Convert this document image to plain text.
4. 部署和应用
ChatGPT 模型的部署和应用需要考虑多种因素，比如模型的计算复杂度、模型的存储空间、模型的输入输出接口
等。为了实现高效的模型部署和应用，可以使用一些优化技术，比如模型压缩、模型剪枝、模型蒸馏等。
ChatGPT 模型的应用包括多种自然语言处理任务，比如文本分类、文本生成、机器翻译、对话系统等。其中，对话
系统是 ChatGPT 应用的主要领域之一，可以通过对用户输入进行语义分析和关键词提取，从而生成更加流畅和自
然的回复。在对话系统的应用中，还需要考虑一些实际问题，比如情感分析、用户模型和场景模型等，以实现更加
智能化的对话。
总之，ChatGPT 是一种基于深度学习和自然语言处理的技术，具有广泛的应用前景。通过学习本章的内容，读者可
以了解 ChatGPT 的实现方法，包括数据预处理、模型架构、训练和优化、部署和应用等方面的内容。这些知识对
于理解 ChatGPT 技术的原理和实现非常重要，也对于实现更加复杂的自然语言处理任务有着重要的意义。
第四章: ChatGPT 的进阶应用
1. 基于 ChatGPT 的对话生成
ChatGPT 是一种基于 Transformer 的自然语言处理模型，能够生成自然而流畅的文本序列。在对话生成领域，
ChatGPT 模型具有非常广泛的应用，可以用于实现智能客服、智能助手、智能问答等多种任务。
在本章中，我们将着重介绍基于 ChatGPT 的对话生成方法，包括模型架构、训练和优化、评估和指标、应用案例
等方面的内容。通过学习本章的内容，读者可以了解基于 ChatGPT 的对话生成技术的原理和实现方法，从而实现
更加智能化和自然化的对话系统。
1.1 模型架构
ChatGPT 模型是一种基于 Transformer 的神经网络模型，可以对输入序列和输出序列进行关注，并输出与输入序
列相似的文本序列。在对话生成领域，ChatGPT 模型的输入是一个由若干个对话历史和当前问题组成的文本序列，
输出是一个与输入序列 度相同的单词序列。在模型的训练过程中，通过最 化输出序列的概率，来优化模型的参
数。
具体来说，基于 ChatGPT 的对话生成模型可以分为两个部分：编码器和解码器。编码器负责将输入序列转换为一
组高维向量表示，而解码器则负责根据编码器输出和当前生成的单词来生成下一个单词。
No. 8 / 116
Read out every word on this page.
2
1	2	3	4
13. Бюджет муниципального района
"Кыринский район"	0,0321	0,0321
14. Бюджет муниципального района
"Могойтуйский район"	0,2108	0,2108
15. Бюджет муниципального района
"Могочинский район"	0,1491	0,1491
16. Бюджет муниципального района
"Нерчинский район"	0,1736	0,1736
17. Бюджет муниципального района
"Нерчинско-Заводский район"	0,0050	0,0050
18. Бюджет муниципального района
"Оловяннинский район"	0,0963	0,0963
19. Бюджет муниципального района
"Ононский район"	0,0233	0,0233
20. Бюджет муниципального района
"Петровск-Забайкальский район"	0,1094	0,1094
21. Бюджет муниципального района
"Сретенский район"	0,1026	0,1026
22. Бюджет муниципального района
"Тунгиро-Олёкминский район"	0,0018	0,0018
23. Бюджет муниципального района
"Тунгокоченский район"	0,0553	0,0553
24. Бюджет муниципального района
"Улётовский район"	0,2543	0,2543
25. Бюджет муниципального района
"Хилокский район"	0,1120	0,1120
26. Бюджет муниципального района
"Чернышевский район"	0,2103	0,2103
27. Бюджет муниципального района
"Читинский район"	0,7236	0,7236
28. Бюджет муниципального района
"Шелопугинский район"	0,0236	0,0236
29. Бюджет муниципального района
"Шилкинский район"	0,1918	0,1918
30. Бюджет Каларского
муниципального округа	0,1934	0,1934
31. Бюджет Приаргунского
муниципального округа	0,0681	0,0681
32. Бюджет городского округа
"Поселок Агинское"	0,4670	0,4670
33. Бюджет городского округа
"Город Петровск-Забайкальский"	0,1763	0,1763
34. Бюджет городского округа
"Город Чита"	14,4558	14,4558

■ TASK GOAL
The records above should be restated word for word, please.

■ COMPLETED TASK
Convert this document image to plain text.
4. 部署和应用
ChatGPT 模型的部署和应用需要考虑多种因素，比如模型的计算复杂度、模型的存储空间、模型的输入输出接口
等。为了实现高效的模型部署和应用，可以使用一些优化技术，比如模型压缩、模型剪枝、模型蒸馏等。
ChatGPT 模型的应用包括多种自然语言处理任务，比如文本分类、文本生成、机器翻译、对话系统等。其中，对话
系统是 ChatGPT 应用的主要领域之一，可以通过对用户输入进行语义分析和关键词提取，从而生成更加流畅和自
然的回复。在对话系统的应用中，还需要考虑一些实际问题，比如情感分析、用户模型和场景模型等，以实现更加
智能化的对话。
总之，ChatGPT 是一种基于深度学习和自然语言处理的技术，具有广泛的应用前景。通过学习本章的内容，读者可
以了解 ChatGPT 的实现方法，包括数据预处理、模型架构、训练和优化、部署和应用等方面的内容。这些知识对
于理解 ChatGPT 技术的原理和实现非常重要，也对于实现更加复杂的自然语言处理任务有着重要的意义。
第四章: ChatGPT 的进阶应用
1. 基于 ChatGPT 的对话生成
ChatGPT 是一种基于 Transformer 的自然语言处理模型，能够生成自然而流畅的文本序列。在对话生成领域，
ChatGPT 模型具有非常广泛的应用，可以用于实现智能客服、智能助手、智能问答等多种任务。
在本章中，我们将着重介绍基于 ChatGPT 的对话生成方法，包括模型架构、训练和优化、评估和指标、应用案例
等方面的内容。通过学习本章的内容，读者可以了解基于 ChatGPT 的对话生成技术的原理和实现方法，从而实现
更加智能化和自然化的对话系统。
1.1 模型架构
ChatGPT 模型是一种基于 Transformer 的神经网络模型，可以对输入序列和输出序列进行关注，并输出与输入序
列相似的文本序列。在对话生成领域，ChatGPT 模型的输入是一个由若干个对话历史和当前问题组成的文本序列，
输出是一个与输入序列 度相同的单词序列。在模型的训练过程中，通过最 化输出序列的概率，来优化模型的参
数。
具体来说，基于 ChatGPT 的对话生成模型可以分为两个部分：编码器和解码器。编码器负责将输入序列转换为一
组高维向量表示，而解码器则负责根据编码器输出和当前生成的单词来生成下一个单词。
No. 8 / 116
Read out every word on this page.
2
1	2	3	4
13. Бюджет муниципального района
"Кыринский район"	0,0321	0,0321
14. Бюджет муниципального района
"Могойтуйский район"	0,2108	0,2108
15. Бюджет муниципального района
"Могочинский район"	0,1491	0,1491
16. Бюджет муниципального района
"Нерчинский район"	0,1736	0,1736
17. Бюджет муниципального района
"Нерчинско-Заводский район"	0,0050	0,0050
18. Бюджет муниципального района
"Оловяннинский район"	0,0963	0,0963
19. Бюджет муниципального района
"Ононский район"	0,0233	0,0233
20. Бюджет муниципального района
"Петровск-Забайкальский район"	0,1094	0,1094
21. Бюджет муниципального района
"Сретенский район"	0,1026	0,1026
22. Бюджет муниципального района
"Тунгиро-Олёкминский район"	0,0018	0,0018
23. Бюджет муниципального района
"Тунгокоченский район"	0,0553	0,0553
24. Бюджет муниципального района
"Улётовский район"	0,2543	0,2543
25. Бюджет муниципального района
"Хилокский район"	0,1120	0,1120
26. Бюджет муниципального района
"Чернышевский район"	0,2103	0,2103
27. Бюджет муниципального района
"Читинский район"	0,7236	0,7236
28. Бюджет муниципального района
"Шелопугинский район"	0,0236	0,0236
29. Бюджет муниципального района
"Шилкинский район"	0,1918	0,1918
30. Бюджет Каларского
муниципального округа	0,1934	0,1934
31. Бюджет Приаргунского
муниципального округа	0,0681	0,0681
32. Бюджет городского округа
"Поселок Агинское"	0,4670	0,4670
33. Бюджет городского округа
"Город Петровск-Забайкальский"	0,1763	0,1763
34. Бюджет городского округа
"Город Чита"	14,4558	14,4558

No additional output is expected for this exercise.